**Task:**
Without the images, output each record below as it stands.

(Dataset listings of figures)

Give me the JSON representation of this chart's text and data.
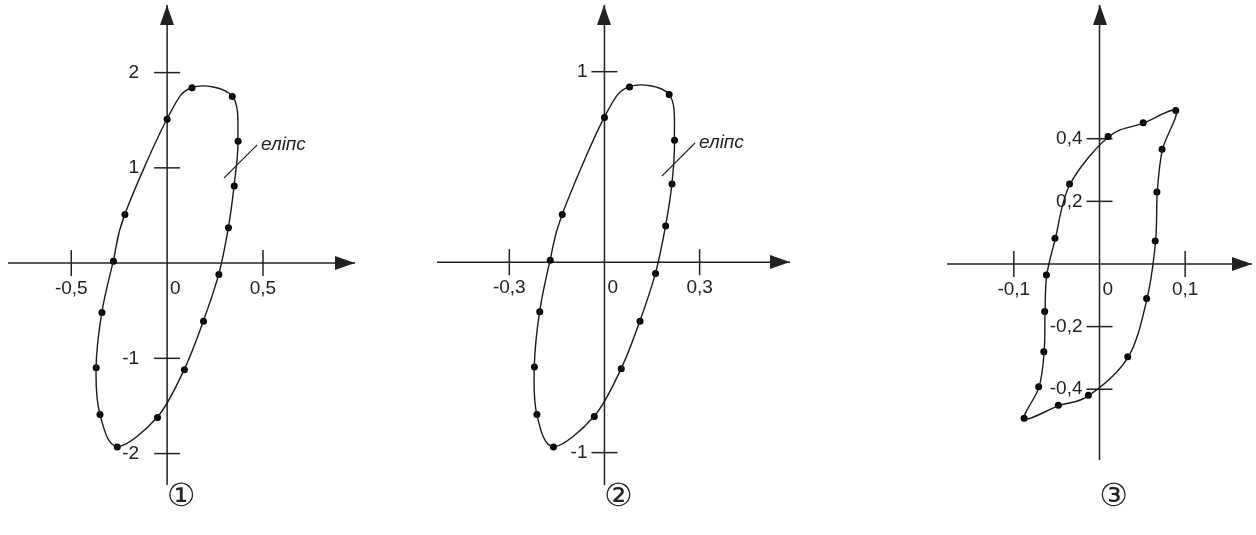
{
  "chart_data": [
    {
      "type": "scatter",
      "title": "①",
      "xlim": [
        -0.83,
        0.98
      ],
      "ylim": [
        -2.33,
        2.71
      ],
      "xticks": [
        {
          "value": -0.5,
          "label": "-0,5"
        },
        {
          "value": 0,
          "label": "0"
        },
        {
          "value": 0.5,
          "label": "0,5"
        }
      ],
      "yticks": [
        -2,
        -1,
        1,
        2
      ],
      "series": [
        {
          "color": "#000000",
          "marker": "circle",
          "x": [
            0,
            0.13,
            0.34,
            0.37,
            0.35,
            0.32,
            0.27,
            0.19,
            0.09,
            -0.05,
            -0.26,
            -0.35,
            -0.37,
            -0.34,
            -0.28,
            -0.22
          ],
          "values": [
            1.51,
            1.84,
            1.75,
            1.28,
            0.81,
            0.37,
            -0.12,
            -0.61,
            -1.12,
            -1.62,
            -1.93,
            -1.59,
            -1.1,
            -0.52,
            0.02,
            0.51
          ]
        }
      ],
      "annotations": [
        "еліпс"
      ]
    },
    {
      "type": "scatter",
      "title": "②",
      "xlim": [
        -0.528,
        0.585
      ],
      "ylim": [
        -1.17,
        1.35
      ],
      "xticks": [
        {
          "value": -0.3,
          "label": "-0,3"
        },
        {
          "value": 0,
          "label": "0"
        },
        {
          "value": 0.3,
          "label": "0,3"
        }
      ],
      "yticks": [
        -1,
        1
      ],
      "series": [
        {
          "color": "#000000",
          "marker": "circle",
          "x": [
            0,
            0.079,
            0.204,
            0.221,
            0.213,
            0.193,
            0.161,
            0.112,
            0.053,
            -0.032,
            -0.161,
            -0.213,
            -0.221,
            -0.204,
            -0.171,
            -0.133
          ],
          "values": [
            0.76,
            0.92,
            0.88,
            0.64,
            0.41,
            0.19,
            -0.06,
            -0.31,
            -0.56,
            -0.81,
            -0.97,
            -0.8,
            -0.55,
            -0.26,
            0.01,
            0.25
          ]
        }
      ],
      "annotations": [
        "еліпс"
      ]
    },
    {
      "type": "scatter",
      "title": "③",
      "xlim": [
        -0.178,
        0.178
      ],
      "ylim": [
        -0.626,
        0.827
      ],
      "xticks": [
        {
          "value": -0.1,
          "label": "-0,1"
        },
        {
          "value": 0,
          "label": "0"
        },
        {
          "value": 0.1,
          "label": "0,1"
        }
      ],
      "yticks": [
        {
          "value": -0.4,
          "label": "-0,4"
        },
        {
          "value": -0.2,
          "label": "-0,2"
        },
        {
          "value": 0.2,
          "label": "0,2"
        },
        {
          "value": 0.4,
          "label": "0,4"
        }
      ],
      "series": [
        {
          "color": "#000000",
          "marker": "circle",
          "x": [
            0.089,
            0.051,
            0.01,
            -0.035,
            -0.052,
            -0.062,
            -0.064,
            -0.065,
            -0.071,
            -0.088,
            -0.048,
            -0.013,
            0.033,
            0.055,
            0.065,
            0.067,
            0.073
          ],
          "values": [
            0.49,
            0.451,
            0.407,
            0.255,
            0.082,
            -0.035,
            -0.152,
            -0.28,
            -0.392,
            -0.493,
            -0.451,
            -0.419,
            -0.296,
            -0.11,
            0.073,
            0.23,
            0.366
          ]
        }
      ]
    }
  ]
}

**The answer:**
Give me the JSON representation of this chart's text and data.
{
  "chart_data": [
    {
      "type": "scatter",
      "title": "①",
      "xlim": [
        -0.83,
        0.98
      ],
      "ylim": [
        -2.33,
        2.71
      ],
      "xticks": [
        {
          "value": -0.5,
          "label": "-0,5"
        },
        {
          "value": 0,
          "label": "0"
        },
        {
          "value": 0.5,
          "label": "0,5"
        }
      ],
      "yticks": [
        -2,
        -1,
        1,
        2
      ],
      "series": [
        {
          "color": "#000000",
          "marker": "circle",
          "x": [
            0,
            0.13,
            0.34,
            0.37,
            0.35,
            0.32,
            0.27,
            0.19,
            0.09,
            -0.05,
            -0.26,
            -0.35,
            -0.37,
            -0.34,
            -0.28,
            -0.22
          ],
          "values": [
            1.51,
            1.84,
            1.75,
            1.28,
            0.81,
            0.37,
            -0.12,
            -0.61,
            -1.12,
            -1.62,
            -1.93,
            -1.59,
            -1.1,
            -0.52,
            0.02,
            0.51
          ]
        }
      ],
      "annotations": [
        "еліпс"
      ]
    },
    {
      "type": "scatter",
      "title": "②",
      "xlim": [
        -0.528,
        0.585
      ],
      "ylim": [
        -1.17,
        1.35
      ],
      "xticks": [
        {
          "value": -0.3,
          "label": "-0,3"
        },
        {
          "value": 0,
          "label": "0"
        },
        {
          "value": 0.3,
          "label": "0,3"
        }
      ],
      "yticks": [
        -1,
        1
      ],
      "series": [
        {
          "color": "#000000",
          "marker": "circle",
          "x": [
            0,
            0.079,
            0.204,
            0.221,
            0.213,
            0.193,
            0.161,
            0.112,
            0.053,
            -0.032,
            -0.161,
            -0.213,
            -0.221,
            -0.204,
            -0.171,
            -0.133
          ],
          "values": [
            0.76,
            0.92,
            0.88,
            0.64,
            0.41,
            0.19,
            -0.06,
            -0.31,
            -0.56,
            -0.81,
            -0.97,
            -0.8,
            -0.55,
            -0.26,
            0.01,
            0.25
          ]
        }
      ],
      "annotations": [
        "еліпс"
      ]
    },
    {
      "type": "scatter",
      "title": "③",
      "xlim": [
        -0.178,
        0.178
      ],
      "ylim": [
        -0.626,
        0.827
      ],
      "xticks": [
        {
          "value": -0.1,
          "label": "-0,1"
        },
        {
          "value": 0,
          "label": "0"
        },
        {
          "value": 0.1,
          "label": "0,1"
        }
      ],
      "yticks": [
        {
          "value": -0.4,
          "label": "-0,4"
        },
        {
          "value": -0.2,
          "label": "-0,2"
        },
        {
          "value": 0.2,
          "label": "0,2"
        },
        {
          "value": 0.4,
          "label": "0,4"
        }
      ],
      "series": [
        {
          "color": "#000000",
          "marker": "circle",
          "x": [
            0.089,
            0.051,
            0.01,
            -0.035,
            -0.052,
            -0.062,
            -0.064,
            -0.065,
            -0.071,
            -0.088,
            -0.048,
            -0.013,
            0.033,
            0.055,
            0.065,
            0.067,
            0.073
          ],
          "values": [
            0.49,
            0.451,
            0.407,
            0.255,
            0.082,
            -0.035,
            -0.152,
            -0.28,
            -0.392,
            -0.493,
            -0.451,
            -0.419,
            -0.296,
            -0.11,
            0.073,
            0.23,
            0.366
          ]
        }
      ]
    }
  ]
}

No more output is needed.